§ **Task details**: Look for the word "based" in the entries below, then copy every line that has it.

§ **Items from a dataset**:

################

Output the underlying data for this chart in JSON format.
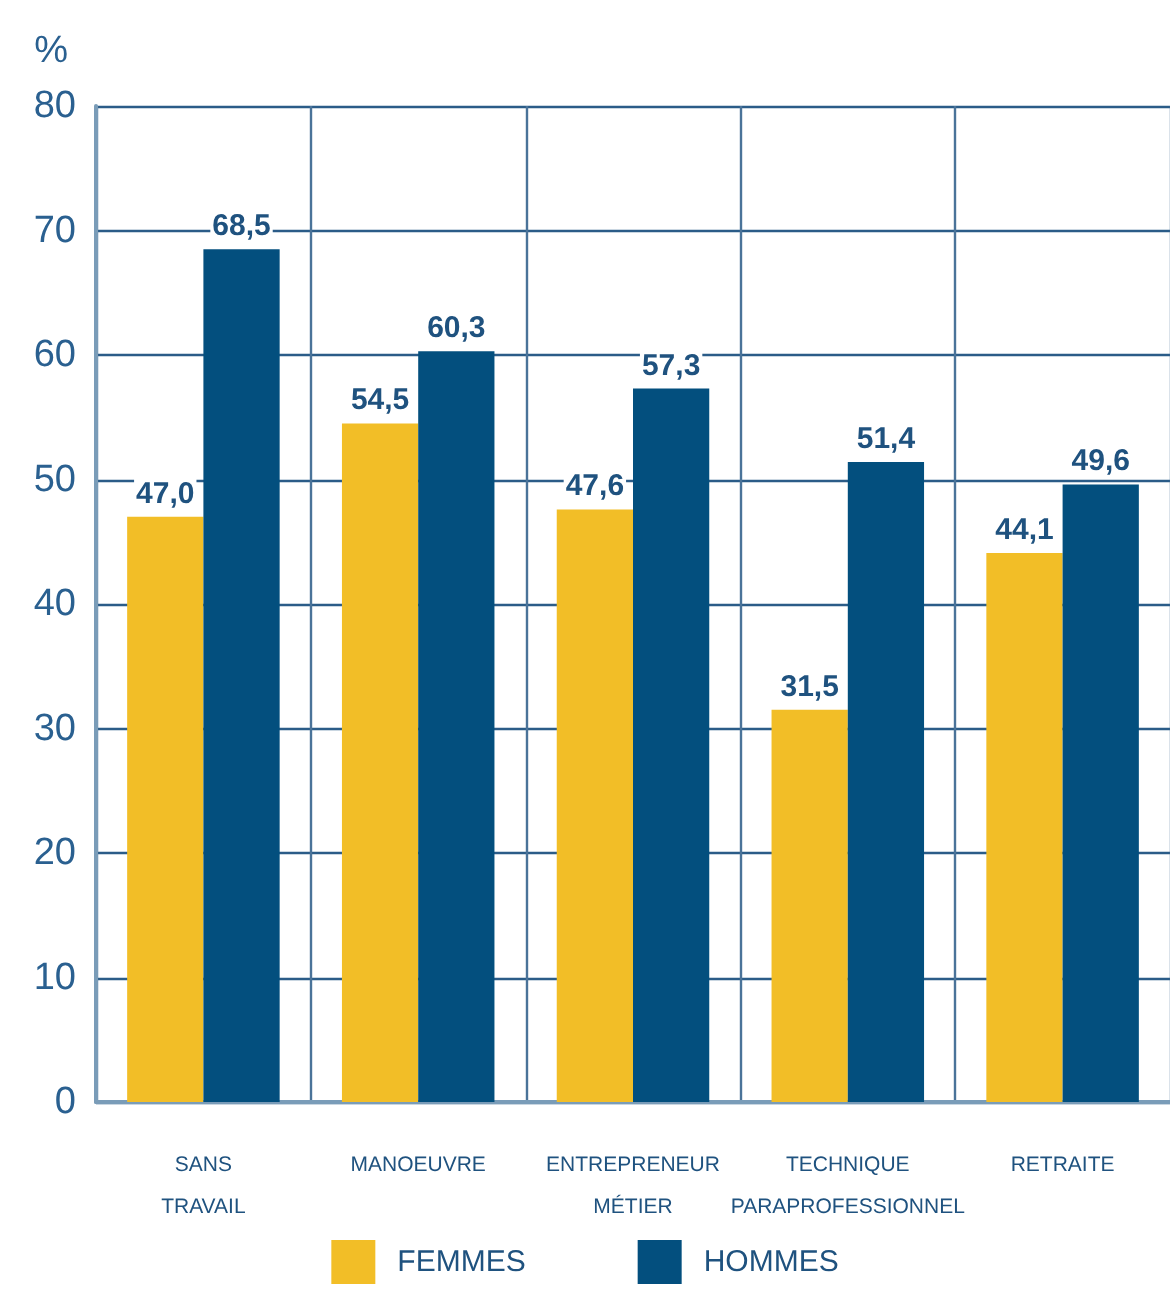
{
  "chart_data": {
    "type": "bar",
    "ylabel": "%",
    "categories": [
      "SANS\nTRAVAIL",
      "MANOEUVRE",
      "ENTREPRENEUR\nMÉTIER",
      "TECHNIQUE\nPARAPROFESSIONNEL",
      "RETRAITE"
    ],
    "series": [
      {
        "name": "FEMMES",
        "color": "#f2be27",
        "values": [
          47.0,
          54.5,
          47.6,
          31.5,
          44.1
        ],
        "value_labels": [
          "47,0",
          "54,5",
          "47,6",
          "31,5",
          "44,1"
        ]
      },
      {
        "name": "HOMMES",
        "color": "#034f7e",
        "values": [
          68.5,
          60.3,
          57.3,
          51.4,
          49.6
        ],
        "value_labels": [
          "68,5",
          "60,3",
          "57,3",
          "51,4",
          "49,6"
        ]
      }
    ],
    "ylim": [
      0,
      80
    ],
    "yticks": [
      0,
      10,
      20,
      30,
      40,
      50,
      60,
      70,
      80
    ],
    "grid": true,
    "legend": "bottom"
  }
}
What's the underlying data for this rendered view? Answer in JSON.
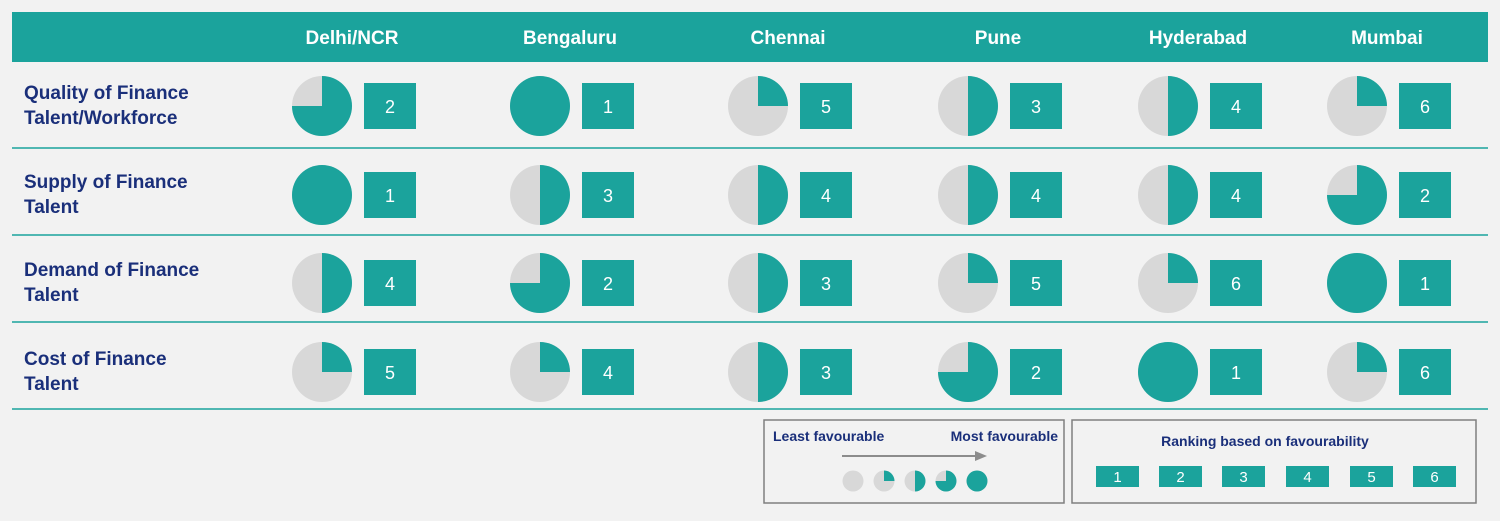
{
  "colors": {
    "teal": "#1ba39c",
    "light_gray": "#d8d8d8",
    "row_label": "#1a2f7a",
    "legend_text": "#1a2f7a",
    "divider": "#1ba39c",
    "background": "#f2f2f2"
  },
  "chart_data": {
    "type": "table",
    "columns": [
      "Delhi/NCR",
      "Bengaluru",
      "Chennai",
      "Pune",
      "Hyderabad",
      "Mumbai"
    ],
    "rows": [
      {
        "label_lines": [
          "Quality of Finance",
          "Talent/Workforce"
        ],
        "favourability_quarters": [
          3,
          4,
          1,
          2,
          2,
          1
        ],
        "ranks": [
          "2",
          "1",
          "5",
          "3",
          "4",
          "6"
        ]
      },
      {
        "label_lines": [
          "Supply of Finance",
          "Talent"
        ],
        "favourability_quarters": [
          4,
          2,
          2,
          2,
          2,
          3
        ],
        "ranks": [
          "1",
          "3",
          "4",
          "4",
          "4",
          "2"
        ]
      },
      {
        "label_lines": [
          "Demand of Finance",
          "Talent"
        ],
        "favourability_quarters": [
          2,
          3,
          2,
          1,
          1,
          4
        ],
        "ranks": [
          "4",
          "2",
          "3",
          "5",
          "6",
          "1"
        ]
      },
      {
        "label_lines": [
          "Cost of Finance",
          "Talent"
        ],
        "favourability_quarters": [
          1,
          1,
          2,
          3,
          4,
          1
        ],
        "ranks": [
          "5",
          "4",
          "3",
          "2",
          "1",
          "6"
        ]
      }
    ],
    "legend_favourability": {
      "least_label": "Least favourable",
      "most_label": "Most favourable",
      "scale_quarters": [
        0,
        1,
        2,
        3,
        4
      ]
    },
    "legend_ranking": {
      "title": "Ranking based on favourability",
      "values": [
        "1",
        "2",
        "3",
        "4",
        "5",
        "6"
      ]
    }
  }
}
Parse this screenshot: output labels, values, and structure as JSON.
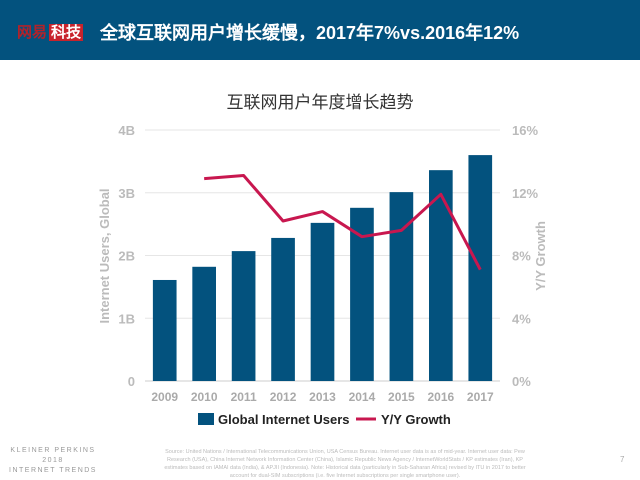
{
  "header": {
    "brand_part1": "网易",
    "brand_part2": "科技",
    "title": "全球互联网用户增长缓慢，2017年7%vs.2016年12%"
  },
  "footer": {
    "kp_line1": "KLEINER PERKINS",
    "kp_line2": "2018",
    "kp_line3": "INTERNET TRENDS",
    "source": "Source: United Nations / International Telecommunications Union, USA Census Bureau. Internet user data is as of mid-year. Internet user data: Pew Research (USA), China Internet Network Information Center (China), Islamic Republic News Agency / InternetWorldStats / KP estimates (Iran), KP estimates based on IAMAI data (India), & APJII (Indonesia). Note: Historical data (particularly in Sub-Saharan Africa) revised by ITU in 2017 to better account for dual-SIM subscriptions (i.e. five Internet subscriptions per single smartphone user).",
    "page": "7"
  },
  "chart_data": {
    "type": "bar+line",
    "title": "互联网用户年度增长趋势",
    "categories": [
      "2009",
      "2010",
      "2011",
      "2012",
      "2013",
      "2014",
      "2015",
      "2016",
      "2017"
    ],
    "ylabel": "Internet Users, Global",
    "y2label": "Y/Y Growth",
    "ylim": [
      0,
      4
    ],
    "y2lim": [
      0,
      16
    ],
    "yticks": [
      "0",
      "1B",
      "2B",
      "3B",
      "4B"
    ],
    "y2ticks": [
      "0%",
      "4%",
      "8%",
      "12%",
      "16%"
    ],
    "grid": true,
    "legend": "bottom",
    "series": [
      {
        "name": "Global Internet Users",
        "type": "bar",
        "color": "#03527e",
        "values": [
          1.61,
          1.82,
          2.07,
          2.28,
          2.52,
          2.76,
          3.01,
          3.36,
          3.6
        ]
      },
      {
        "name": "Y/Y Growth",
        "type": "line",
        "color": "#c8174f",
        "values": [
          null,
          12.9,
          13.1,
          10.2,
          10.8,
          9.2,
          9.6,
          11.9,
          7.1
        ]
      }
    ]
  }
}
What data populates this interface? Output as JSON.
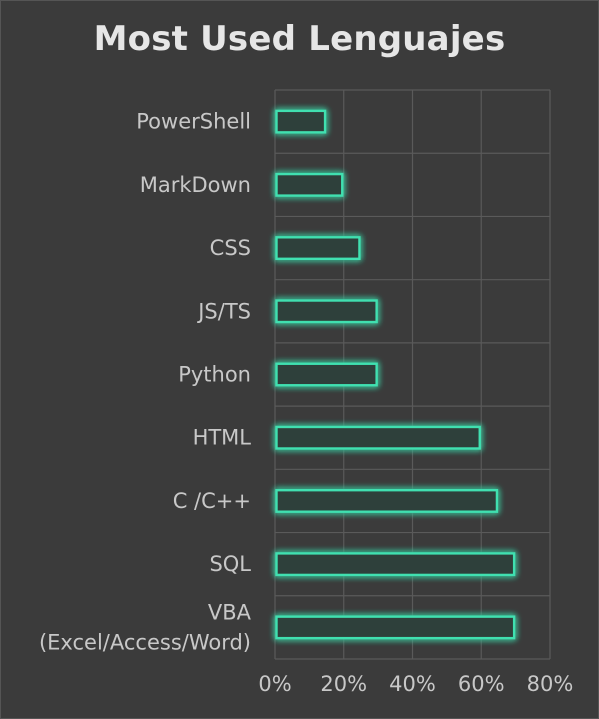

################

§ **Response below**:
      "title": "Ranking based on favourability",
    "source": "Source: United Nations / International Telecommunications Union, USA Census Bureau. Internet user data is as of mid-year. Internet user data: Pew Research (USA), China Internet Network Information Center (China), Islamic Republic News Agency / InternetWorldStats / KP estimates (Iran), KP estimates based on IAMAI data (India), & APJII (Indonesia). Note: Historical data (particularly in Sub-Saharan Africa) revised by ITU in 2017 to better account for dual-SIM subscriptions (i.e. five Internet subscriptions per single smartphone user).",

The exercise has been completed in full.